→ **Dataset excerpts**
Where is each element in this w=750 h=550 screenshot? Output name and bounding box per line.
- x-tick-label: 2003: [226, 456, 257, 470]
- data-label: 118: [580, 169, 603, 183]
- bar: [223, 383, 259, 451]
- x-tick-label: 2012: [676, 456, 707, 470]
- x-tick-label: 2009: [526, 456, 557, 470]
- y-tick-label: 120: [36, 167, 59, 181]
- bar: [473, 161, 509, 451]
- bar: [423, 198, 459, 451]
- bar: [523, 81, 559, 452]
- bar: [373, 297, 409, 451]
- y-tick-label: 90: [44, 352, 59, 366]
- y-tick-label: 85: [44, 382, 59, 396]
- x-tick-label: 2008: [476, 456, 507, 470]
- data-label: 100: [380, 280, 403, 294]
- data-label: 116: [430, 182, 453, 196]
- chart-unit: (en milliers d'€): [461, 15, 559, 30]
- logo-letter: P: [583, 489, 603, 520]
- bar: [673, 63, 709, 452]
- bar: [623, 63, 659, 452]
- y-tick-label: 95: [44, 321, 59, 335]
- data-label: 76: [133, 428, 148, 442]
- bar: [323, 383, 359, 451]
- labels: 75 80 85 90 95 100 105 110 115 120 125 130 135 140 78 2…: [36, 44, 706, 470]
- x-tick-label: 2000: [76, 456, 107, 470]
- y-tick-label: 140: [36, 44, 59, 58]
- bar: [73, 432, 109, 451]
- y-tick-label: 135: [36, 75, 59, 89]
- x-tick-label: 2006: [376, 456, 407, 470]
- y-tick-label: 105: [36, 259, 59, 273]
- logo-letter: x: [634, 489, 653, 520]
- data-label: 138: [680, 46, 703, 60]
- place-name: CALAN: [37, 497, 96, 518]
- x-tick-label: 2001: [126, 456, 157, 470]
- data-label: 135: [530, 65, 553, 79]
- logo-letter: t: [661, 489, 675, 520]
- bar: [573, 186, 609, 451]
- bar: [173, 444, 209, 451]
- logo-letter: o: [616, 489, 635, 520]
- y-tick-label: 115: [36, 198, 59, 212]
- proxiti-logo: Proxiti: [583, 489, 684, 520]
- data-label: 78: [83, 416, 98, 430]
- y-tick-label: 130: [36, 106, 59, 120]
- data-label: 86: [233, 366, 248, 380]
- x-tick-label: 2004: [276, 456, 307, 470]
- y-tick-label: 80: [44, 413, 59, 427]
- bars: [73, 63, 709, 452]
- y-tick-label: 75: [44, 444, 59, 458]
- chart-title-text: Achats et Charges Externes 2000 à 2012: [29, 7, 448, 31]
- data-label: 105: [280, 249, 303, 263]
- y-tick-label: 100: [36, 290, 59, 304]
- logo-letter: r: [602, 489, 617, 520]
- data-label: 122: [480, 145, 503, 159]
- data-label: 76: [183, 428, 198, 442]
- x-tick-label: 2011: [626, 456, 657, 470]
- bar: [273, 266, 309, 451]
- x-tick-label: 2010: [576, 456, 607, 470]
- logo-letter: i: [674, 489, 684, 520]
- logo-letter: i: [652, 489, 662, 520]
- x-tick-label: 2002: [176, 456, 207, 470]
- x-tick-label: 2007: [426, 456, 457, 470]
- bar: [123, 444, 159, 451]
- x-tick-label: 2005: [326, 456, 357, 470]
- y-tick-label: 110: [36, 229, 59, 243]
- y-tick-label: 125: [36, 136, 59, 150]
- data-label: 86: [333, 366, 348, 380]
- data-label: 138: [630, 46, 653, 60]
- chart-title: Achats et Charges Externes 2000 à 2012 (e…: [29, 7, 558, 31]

→ **Exercise**
Arrange everything in the listing above, from its first line down to the line containing "- bar: [373, 297, 409, 451]", as a numbered list, with blank lines left out.

→ **The answer**
1. Where is each element in this w=750 h=550 screenshot? Output name and bounding box per line.
2. - x-tick-label: 2003: [226, 456, 257, 470]
3. - data-label: 118: [580, 169, 603, 183]
4. - bar: [223, 383, 259, 451]
5. - x-tick-label: 2012: [676, 456, 707, 470]
6. - x-tick-label: 2009: [526, 456, 557, 470]
7. - y-tick-label: 120: [36, 167, 59, 181]
8. - bar: [473, 161, 509, 451]
9. - bar: [423, 198, 459, 451]
10. - bar: [523, 81, 559, 452]
11. - bar: [373, 297, 409, 451]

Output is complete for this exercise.